Passage given
::::::
News

'Water Carry Me Go' Connects Africa And The Diaspora Through Substantive Fashion

SUPAFRIK enlisted seven talented designers from Africa and the diaspora to create garments using water as their muse.

Curator and designer Chinedu Ukabam backstage with his design, The Offering. Photo by Jalani Morgan.


A collection of beautiful garments at Toronto's Royal Ontario Museum showed us that fashion and art aren’t mutually exclusive.

“Water Carry Me Go,” curated by Chinedu Ukabam of SUPAFRIK, is meant to foster a deeper conversation about water. Seven designers hailing from Africa and the diaspora created wearable garments that reflect aspects of their culture, use materials from their environment, or speak to current events such as the migration crisis.

“The history of the African Diaspora in the Western Hemisphere begins from a journey over water,” Ukabam writes. “Hundreds of years ago, millions of enslaved Africans did not survive the forced journey across the Atlantic Ocean to the Americas. Today, many African migrants are meeting the same fate of a watery grave while journeying across the Mediterranean Sea in search of a better life in Europe. Water has been a passage for displaced people around the world.”

According to Ukabam, the designers had the freedom to create their designs without being confined to commercial fashion.

“They have created garments that are a window into the cutting edge of African and Afrodiasporic fashion design while approaching the subject matter of water in ways that are deeply personal,” he says. “Nevertheless, these works cannot be separated from the historical and cultural context of the communities in which the designers are rooted or find themselves inhabiting.”

Check out the designs from “Water Carry Me Go” below, with a quick word from each designer on their thoughts on the theme, as well as why they decided to be a part of this project.

Sundiso Khumalo (South Africa/UK) | A Woman’s Work

"It’s an interesting conversation on the significance of water in Africa. I wanted to be a part of that conversation."

Photo by Jalani Morgan.

Khumalo’s piece challenges us to perceive African women who do daily domestic work to be just as important as those who do economic work through their attire. She rethinks the clothes women wear when they carry water on their head as a uniform, just like we wear uniforms to go to work.
::::::
Recorded information
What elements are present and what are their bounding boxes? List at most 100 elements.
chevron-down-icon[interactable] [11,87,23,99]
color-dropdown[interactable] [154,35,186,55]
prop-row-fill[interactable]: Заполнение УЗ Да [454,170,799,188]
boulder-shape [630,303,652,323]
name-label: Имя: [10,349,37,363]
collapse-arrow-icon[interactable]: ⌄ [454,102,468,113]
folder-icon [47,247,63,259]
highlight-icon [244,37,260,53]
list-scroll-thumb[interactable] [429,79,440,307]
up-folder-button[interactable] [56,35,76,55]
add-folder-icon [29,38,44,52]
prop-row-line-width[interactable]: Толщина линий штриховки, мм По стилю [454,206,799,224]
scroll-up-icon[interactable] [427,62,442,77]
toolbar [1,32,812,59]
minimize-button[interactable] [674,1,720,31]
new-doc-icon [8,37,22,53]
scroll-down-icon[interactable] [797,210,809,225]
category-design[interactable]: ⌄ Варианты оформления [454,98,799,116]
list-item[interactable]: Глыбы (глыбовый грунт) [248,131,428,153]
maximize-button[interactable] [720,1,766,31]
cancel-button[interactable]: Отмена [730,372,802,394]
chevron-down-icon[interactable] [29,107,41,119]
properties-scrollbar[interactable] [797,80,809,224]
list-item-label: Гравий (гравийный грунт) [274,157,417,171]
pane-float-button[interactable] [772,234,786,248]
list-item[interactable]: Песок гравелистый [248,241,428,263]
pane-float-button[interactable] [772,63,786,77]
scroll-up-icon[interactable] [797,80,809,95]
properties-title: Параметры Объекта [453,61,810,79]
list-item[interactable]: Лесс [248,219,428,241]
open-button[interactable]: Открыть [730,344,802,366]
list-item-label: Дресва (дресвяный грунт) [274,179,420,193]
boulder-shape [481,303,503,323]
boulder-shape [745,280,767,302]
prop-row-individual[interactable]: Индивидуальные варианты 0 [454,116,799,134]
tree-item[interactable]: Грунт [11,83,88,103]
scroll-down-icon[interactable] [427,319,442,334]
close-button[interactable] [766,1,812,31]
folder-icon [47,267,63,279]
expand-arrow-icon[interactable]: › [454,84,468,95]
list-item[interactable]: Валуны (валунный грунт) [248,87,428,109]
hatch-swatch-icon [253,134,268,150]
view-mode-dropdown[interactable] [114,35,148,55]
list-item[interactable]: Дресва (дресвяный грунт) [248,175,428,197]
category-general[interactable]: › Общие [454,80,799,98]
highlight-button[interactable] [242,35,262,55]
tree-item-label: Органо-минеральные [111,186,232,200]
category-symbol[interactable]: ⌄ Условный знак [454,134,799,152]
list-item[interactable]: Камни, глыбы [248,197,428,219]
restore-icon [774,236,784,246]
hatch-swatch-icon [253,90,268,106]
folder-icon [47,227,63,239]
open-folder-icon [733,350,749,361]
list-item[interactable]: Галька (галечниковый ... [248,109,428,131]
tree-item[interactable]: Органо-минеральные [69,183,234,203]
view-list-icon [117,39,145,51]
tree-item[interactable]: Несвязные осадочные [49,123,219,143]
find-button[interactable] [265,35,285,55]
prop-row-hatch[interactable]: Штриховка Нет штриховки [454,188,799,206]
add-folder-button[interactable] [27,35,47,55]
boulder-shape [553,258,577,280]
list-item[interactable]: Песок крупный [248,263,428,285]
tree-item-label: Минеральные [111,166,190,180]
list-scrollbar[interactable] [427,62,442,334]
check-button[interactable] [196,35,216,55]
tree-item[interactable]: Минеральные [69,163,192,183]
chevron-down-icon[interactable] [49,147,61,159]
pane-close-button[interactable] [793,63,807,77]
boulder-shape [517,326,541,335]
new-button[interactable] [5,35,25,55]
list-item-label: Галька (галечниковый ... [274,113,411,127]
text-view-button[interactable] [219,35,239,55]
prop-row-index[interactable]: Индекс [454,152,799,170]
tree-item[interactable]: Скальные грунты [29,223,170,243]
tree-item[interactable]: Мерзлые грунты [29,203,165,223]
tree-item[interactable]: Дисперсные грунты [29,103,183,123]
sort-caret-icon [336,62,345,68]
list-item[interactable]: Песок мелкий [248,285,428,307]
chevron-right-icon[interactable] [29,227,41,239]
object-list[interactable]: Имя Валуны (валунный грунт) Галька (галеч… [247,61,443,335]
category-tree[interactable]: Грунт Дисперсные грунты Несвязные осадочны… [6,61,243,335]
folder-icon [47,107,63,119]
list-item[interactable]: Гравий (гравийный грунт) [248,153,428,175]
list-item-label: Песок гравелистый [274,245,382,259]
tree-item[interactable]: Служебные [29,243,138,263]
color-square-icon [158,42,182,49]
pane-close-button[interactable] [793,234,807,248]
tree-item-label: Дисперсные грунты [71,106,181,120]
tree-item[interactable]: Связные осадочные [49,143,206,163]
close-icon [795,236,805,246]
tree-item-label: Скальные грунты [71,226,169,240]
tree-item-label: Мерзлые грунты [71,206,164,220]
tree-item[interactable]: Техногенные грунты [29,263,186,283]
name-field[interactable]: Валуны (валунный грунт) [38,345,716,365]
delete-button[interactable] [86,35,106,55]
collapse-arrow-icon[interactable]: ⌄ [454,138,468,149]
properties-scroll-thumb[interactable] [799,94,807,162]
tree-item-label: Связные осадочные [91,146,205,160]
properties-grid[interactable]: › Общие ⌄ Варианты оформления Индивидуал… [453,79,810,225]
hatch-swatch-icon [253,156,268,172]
::::::
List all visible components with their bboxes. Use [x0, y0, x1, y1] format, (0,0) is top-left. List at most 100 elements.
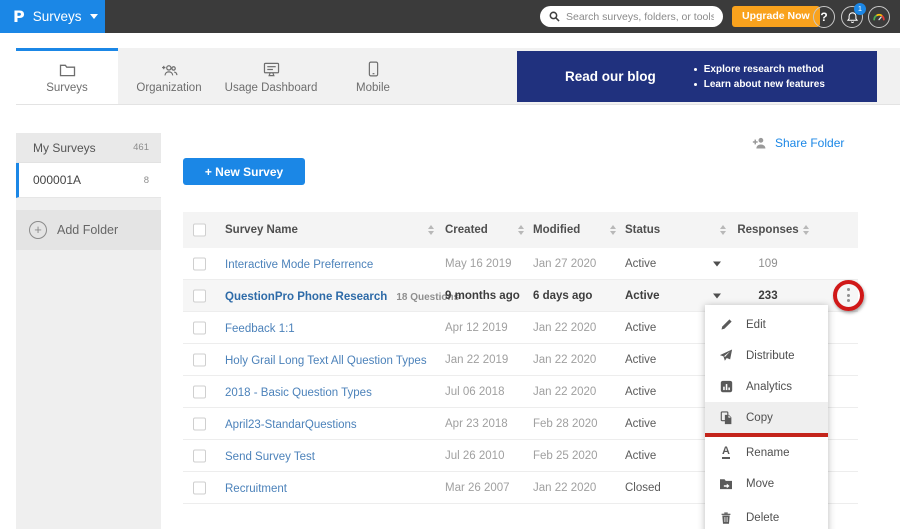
::::::
List every person identified by full name in the article about "Water Carry Me Go."

Solved problem
Chinedu Ukabam
Jalani Morgan
Sundiso Khumalo